PROVIDED RECORDS:
## Begin

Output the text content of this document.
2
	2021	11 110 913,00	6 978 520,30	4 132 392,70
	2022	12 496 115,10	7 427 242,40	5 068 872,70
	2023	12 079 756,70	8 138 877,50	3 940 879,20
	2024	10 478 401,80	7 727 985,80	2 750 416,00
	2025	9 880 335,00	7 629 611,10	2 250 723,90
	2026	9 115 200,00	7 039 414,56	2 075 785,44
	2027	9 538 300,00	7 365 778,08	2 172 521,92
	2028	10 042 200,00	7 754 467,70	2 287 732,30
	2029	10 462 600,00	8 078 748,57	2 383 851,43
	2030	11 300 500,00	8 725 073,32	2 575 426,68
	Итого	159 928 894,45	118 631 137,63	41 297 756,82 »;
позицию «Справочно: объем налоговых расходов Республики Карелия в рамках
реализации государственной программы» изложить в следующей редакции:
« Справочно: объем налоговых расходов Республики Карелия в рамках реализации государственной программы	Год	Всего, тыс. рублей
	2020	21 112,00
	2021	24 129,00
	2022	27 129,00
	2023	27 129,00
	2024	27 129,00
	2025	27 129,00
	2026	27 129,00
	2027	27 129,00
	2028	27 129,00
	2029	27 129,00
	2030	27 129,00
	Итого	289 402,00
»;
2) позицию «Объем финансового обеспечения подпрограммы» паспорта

## End
## Begin

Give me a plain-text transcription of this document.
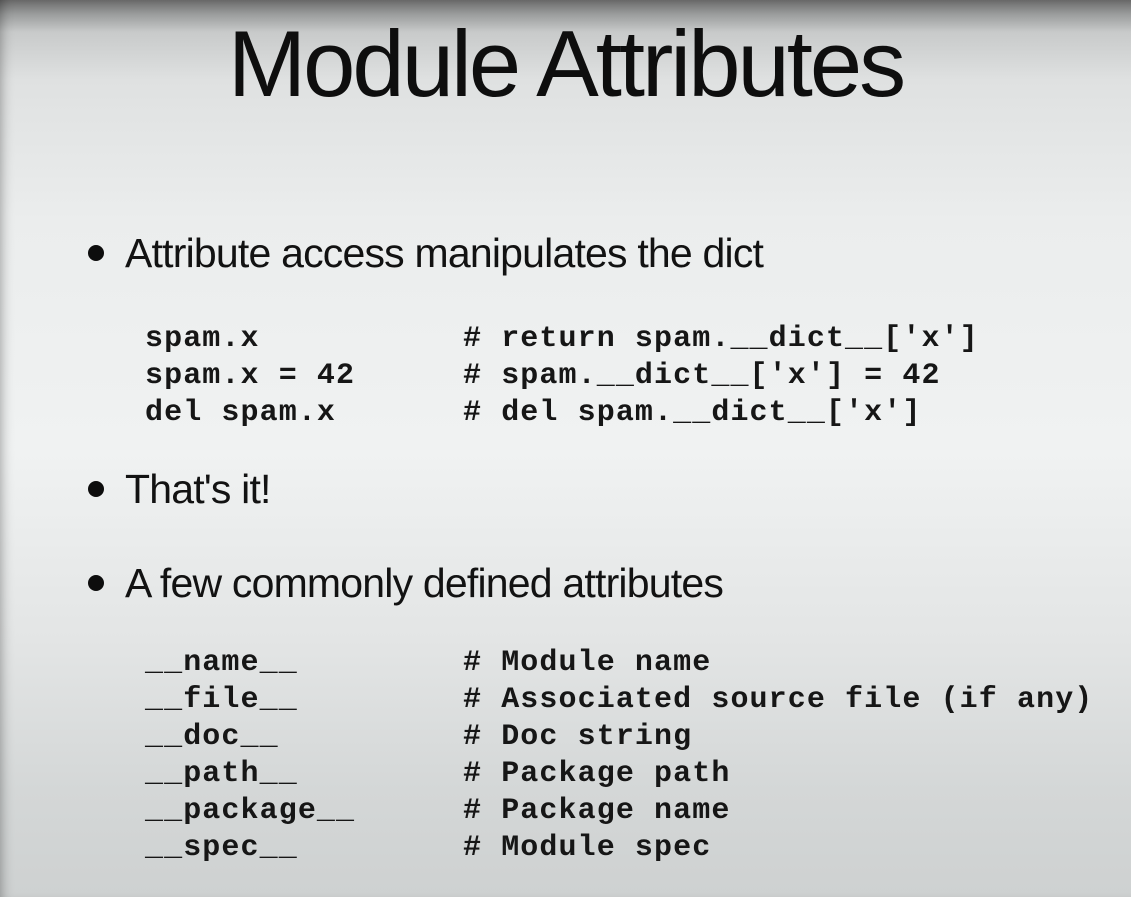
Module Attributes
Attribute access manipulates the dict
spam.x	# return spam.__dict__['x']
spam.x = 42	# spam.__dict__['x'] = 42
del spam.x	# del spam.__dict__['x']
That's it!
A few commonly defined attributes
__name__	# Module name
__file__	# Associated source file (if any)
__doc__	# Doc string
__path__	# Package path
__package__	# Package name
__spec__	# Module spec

## End
## Begin

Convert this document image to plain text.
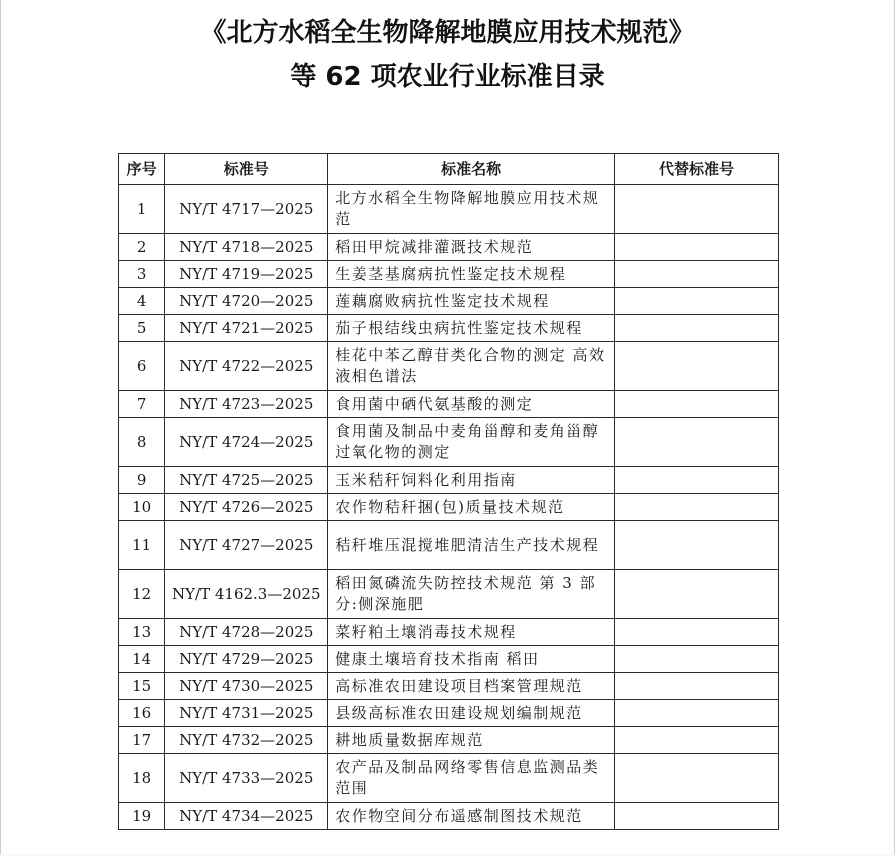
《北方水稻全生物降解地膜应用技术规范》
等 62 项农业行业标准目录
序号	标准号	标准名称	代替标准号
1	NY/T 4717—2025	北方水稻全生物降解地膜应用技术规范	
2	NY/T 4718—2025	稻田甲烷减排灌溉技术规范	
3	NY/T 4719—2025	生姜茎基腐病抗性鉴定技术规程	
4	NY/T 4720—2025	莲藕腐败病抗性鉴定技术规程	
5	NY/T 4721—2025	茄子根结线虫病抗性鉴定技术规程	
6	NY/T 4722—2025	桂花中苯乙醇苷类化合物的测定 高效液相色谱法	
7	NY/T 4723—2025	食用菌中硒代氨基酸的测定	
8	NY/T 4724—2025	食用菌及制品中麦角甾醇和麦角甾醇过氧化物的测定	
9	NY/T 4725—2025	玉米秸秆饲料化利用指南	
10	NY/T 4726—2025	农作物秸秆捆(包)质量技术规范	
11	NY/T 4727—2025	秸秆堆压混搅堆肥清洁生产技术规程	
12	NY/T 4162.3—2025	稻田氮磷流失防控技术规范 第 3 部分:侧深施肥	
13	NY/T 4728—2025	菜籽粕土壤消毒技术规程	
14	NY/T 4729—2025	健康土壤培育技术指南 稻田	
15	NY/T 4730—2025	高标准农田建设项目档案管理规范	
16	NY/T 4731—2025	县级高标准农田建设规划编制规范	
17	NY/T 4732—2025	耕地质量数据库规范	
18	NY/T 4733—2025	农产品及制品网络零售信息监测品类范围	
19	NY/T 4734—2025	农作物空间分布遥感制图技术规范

## End

TASK TO CARRY OUT:
Copy out every line of the data that includes the word "document".

CORRECT RESULT:
Output the text content of this document.
Give me a plain-text transcription of this document.
Convert this document image to plain text.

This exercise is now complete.